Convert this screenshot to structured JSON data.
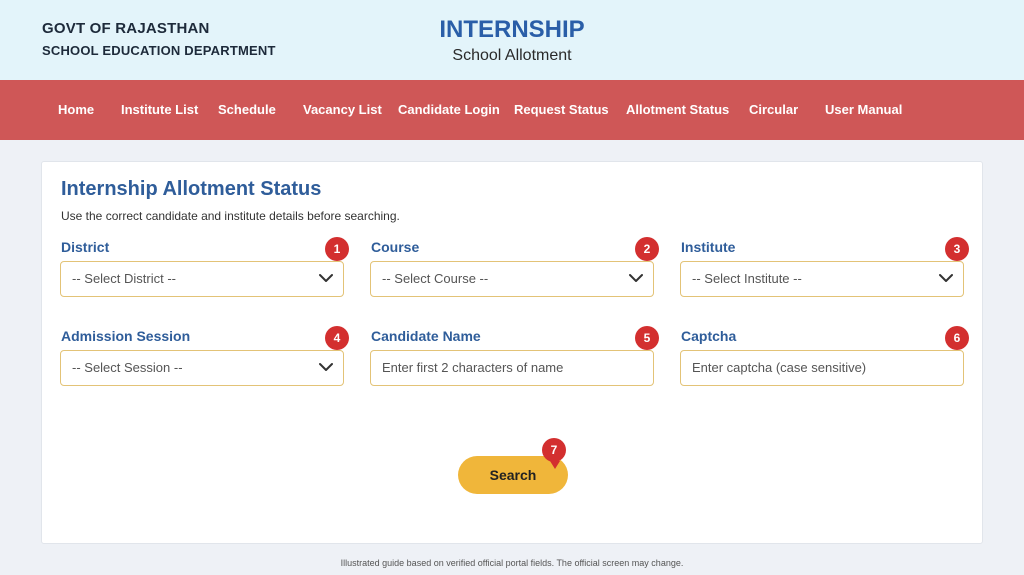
{
  "header": {
    "org_line1": "GOVT OF RAJASTHAN",
    "org_line2": "SCHOOL EDUCATION DEPARTMENT",
    "title": "INTERNSHIP",
    "subtitle": "School Allotment"
  },
  "nav": {
    "items": [
      {
        "label": "Home"
      },
      {
        "label": "Institute List"
      },
      {
        "label": "Schedule"
      },
      {
        "label": "Vacancy List"
      },
      {
        "label": "Candidate Login"
      },
      {
        "label": "Request Status"
      },
      {
        "label": "Allotment Status"
      },
      {
        "label": "Circular"
      },
      {
        "label": "User Manual"
      }
    ]
  },
  "form": {
    "title": "Internship Allotment Status",
    "note": "Use the correct candidate and institute details before searching.",
    "fields": [
      {
        "label": "District",
        "value": "-- Select District --",
        "badge": "1",
        "kind": "select"
      },
      {
        "label": "Course",
        "value": "-- Select Course --",
        "badge": "2",
        "kind": "select"
      },
      {
        "label": "Institute",
        "value": "-- Select Institute --",
        "badge": "3",
        "kind": "select"
      },
      {
        "label": "Admission Session",
        "value": "-- Select Session --",
        "badge": "4",
        "kind": "select"
      },
      {
        "label": "Candidate Name",
        "placeholder": "Enter first 2 characters of name",
        "badge": "5",
        "kind": "input"
      },
      {
        "label": "Captcha",
        "placeholder": "Enter captcha (case sensitive)",
        "badge": "6",
        "kind": "input"
      }
    ],
    "search_label": "Search",
    "search_badge": "7"
  },
  "footer": {
    "text": "Illustrated guide based on verified official portal fields. The official screen may change."
  },
  "colors": {
    "topbar_bg": "#e3f4fa",
    "nav_bg": "#cf5757",
    "title_blue": "#2a5ea8",
    "label_blue": "#2f5d9a",
    "badge_red": "#d32f2f",
    "button_amber": "#f0b63a",
    "control_border": "#e3c377"
  }
}
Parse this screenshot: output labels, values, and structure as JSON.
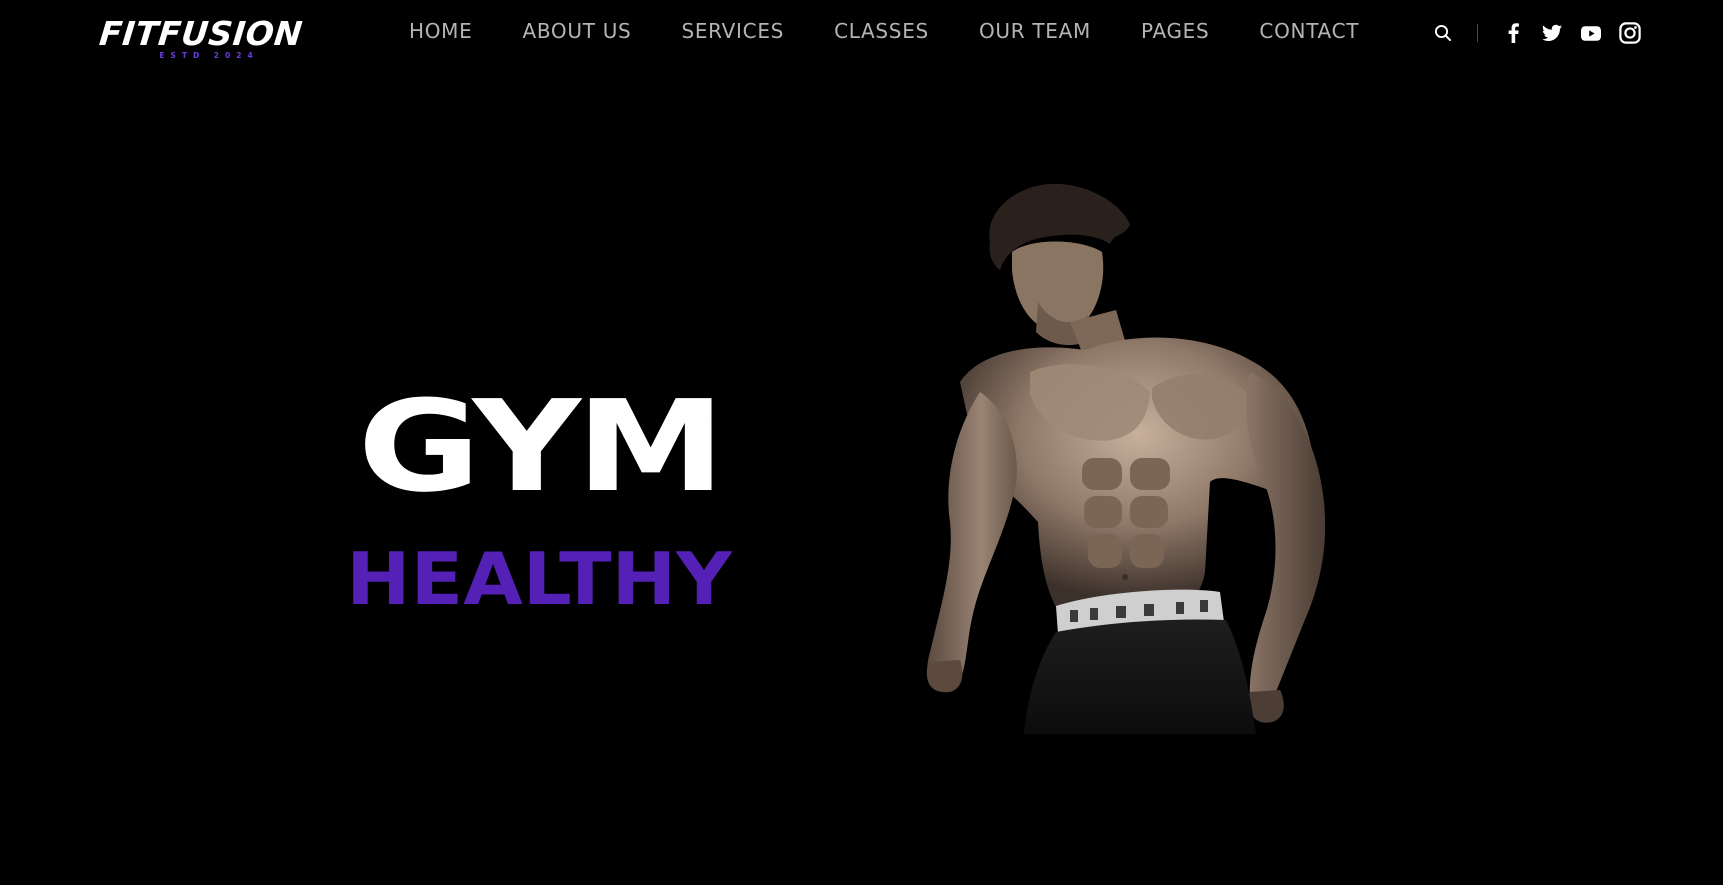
{
  "header": {
    "logo": {
      "wordmark": "FITFUSION",
      "tagline": "ESTD 2024"
    },
    "nav": [
      "HOME",
      "ABOUT US",
      "SERVICES",
      "CLASSES",
      "OUR TEAM",
      "PAGES",
      "CONTACT"
    ],
    "icons": {
      "search": "search-icon",
      "social": [
        "facebook-icon",
        "twitter-icon",
        "youtube-icon",
        "instagram-icon"
      ]
    }
  },
  "hero": {
    "title": "GYM",
    "subtitle": "HEALTHY",
    "image": "muscular-man-photo"
  },
  "colors": {
    "background": "#000000",
    "accent": "#5420b6",
    "nav_text": "#b4b4b4",
    "title_text": "#ffffff"
  }
}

────────────────────

Goal: Count the lines of the material that include the word "Session", then report only the total.

Task solution: 2